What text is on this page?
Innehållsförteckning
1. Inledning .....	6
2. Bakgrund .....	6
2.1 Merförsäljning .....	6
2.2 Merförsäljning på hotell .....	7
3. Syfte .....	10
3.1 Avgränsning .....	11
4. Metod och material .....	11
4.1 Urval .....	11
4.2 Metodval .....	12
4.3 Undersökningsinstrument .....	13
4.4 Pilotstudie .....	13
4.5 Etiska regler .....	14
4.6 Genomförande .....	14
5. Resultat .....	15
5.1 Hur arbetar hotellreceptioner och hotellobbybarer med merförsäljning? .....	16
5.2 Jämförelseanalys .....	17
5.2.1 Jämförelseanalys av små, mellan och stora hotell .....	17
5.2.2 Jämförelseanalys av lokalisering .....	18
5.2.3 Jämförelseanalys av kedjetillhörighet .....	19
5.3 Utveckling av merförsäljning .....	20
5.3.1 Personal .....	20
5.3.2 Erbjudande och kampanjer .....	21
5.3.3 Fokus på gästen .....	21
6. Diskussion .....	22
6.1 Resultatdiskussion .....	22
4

..............................

__EXERCISE OBJECTIVE__: Quote each line above in full, word for word.

__RESULT OF THE TASK__:
What text is on this page?
Innehållsförteckning
1. Inledning .....	6
2. Bakgrund .....	6
2.1 Merförsäljning .....	6
2.2 Merförsäljning på hotell .....	7
3. Syfte .....	10
3.1 Avgränsning .....	11
4. Metod och material .....	11
4.1 Urval .....	11
4.2 Metodval .....	12
4.3 Undersökningsinstrument .....	13
4.4 Pilotstudie .....	13
4.5 Etiska regler .....	14
4.6 Genomförande .....	14
5. Resultat .....	15
5.1 Hur arbetar hotellreceptioner och hotellobbybarer med merförsäljning? .....	16
5.2 Jämförelseanalys .....	17
5.2.1 Jämförelseanalys av små, mellan och stora hotell .....	17
5.2.2 Jämförelseanalys av lokalisering .....	18
5.2.3 Jämförelseanalys av kedjetillhörighet .....	19
5.3 Utveckling av merförsäljning .....	20
5.3.1 Personal .....	20
5.3.2 Erbjudande och kampanjer .....	21
5.3.3 Fokus på gästen .....	21
6. Diskussion .....	22
6.1 Resultatdiskussion .....	22
4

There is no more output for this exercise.